Dataset excerpts:
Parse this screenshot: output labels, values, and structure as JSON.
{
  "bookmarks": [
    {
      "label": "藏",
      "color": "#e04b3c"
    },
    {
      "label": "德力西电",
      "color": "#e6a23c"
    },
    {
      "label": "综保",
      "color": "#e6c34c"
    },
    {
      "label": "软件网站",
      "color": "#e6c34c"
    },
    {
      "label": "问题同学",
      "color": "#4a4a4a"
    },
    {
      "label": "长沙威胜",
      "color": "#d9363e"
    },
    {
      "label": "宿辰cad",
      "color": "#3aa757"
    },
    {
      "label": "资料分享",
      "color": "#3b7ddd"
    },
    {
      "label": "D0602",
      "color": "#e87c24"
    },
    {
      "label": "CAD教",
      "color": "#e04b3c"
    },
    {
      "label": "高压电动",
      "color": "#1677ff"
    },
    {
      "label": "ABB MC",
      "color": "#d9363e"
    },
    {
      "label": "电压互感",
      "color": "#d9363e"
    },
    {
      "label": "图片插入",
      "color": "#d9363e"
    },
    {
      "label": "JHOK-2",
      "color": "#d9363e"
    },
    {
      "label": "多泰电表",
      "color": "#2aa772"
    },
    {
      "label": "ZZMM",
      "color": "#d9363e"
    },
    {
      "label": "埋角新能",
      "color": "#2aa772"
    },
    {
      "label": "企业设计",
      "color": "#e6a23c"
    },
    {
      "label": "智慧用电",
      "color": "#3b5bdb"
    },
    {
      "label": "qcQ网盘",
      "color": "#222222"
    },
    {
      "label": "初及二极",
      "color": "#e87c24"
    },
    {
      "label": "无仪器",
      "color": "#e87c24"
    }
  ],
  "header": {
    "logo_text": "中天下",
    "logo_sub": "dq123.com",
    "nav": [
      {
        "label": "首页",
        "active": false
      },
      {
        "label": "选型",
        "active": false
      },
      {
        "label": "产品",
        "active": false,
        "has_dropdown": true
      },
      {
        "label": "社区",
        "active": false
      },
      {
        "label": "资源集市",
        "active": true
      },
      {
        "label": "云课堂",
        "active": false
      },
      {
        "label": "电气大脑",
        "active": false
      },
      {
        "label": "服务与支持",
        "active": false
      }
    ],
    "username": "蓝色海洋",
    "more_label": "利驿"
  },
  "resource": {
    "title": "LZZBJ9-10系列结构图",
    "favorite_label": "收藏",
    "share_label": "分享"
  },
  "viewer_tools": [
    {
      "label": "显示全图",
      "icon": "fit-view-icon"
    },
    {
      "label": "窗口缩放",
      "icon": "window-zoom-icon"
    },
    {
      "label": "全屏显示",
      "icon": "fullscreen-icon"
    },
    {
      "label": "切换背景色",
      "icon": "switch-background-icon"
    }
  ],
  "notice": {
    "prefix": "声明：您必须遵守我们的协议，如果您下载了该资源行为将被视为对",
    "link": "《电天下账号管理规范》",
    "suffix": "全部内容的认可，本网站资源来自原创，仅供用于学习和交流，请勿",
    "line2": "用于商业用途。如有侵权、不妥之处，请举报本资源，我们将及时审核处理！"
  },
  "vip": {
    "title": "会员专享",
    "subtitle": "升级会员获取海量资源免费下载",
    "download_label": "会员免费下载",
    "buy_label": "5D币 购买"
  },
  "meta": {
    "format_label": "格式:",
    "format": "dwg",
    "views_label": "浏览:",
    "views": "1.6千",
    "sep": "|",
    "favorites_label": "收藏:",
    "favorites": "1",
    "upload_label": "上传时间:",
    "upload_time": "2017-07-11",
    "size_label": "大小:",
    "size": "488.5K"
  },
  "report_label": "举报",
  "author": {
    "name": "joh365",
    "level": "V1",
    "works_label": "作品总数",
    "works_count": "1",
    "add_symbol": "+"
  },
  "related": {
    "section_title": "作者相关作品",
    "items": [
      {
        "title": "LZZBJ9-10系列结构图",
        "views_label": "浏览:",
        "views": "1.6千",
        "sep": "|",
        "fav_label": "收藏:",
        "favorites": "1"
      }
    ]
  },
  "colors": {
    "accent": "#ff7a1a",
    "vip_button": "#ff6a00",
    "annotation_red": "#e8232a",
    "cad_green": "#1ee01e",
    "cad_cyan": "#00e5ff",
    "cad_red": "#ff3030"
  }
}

STATED PROBLEM: Find every line containing the word "icon", then give the total and nothing more.

EXERCISE RESULT: 4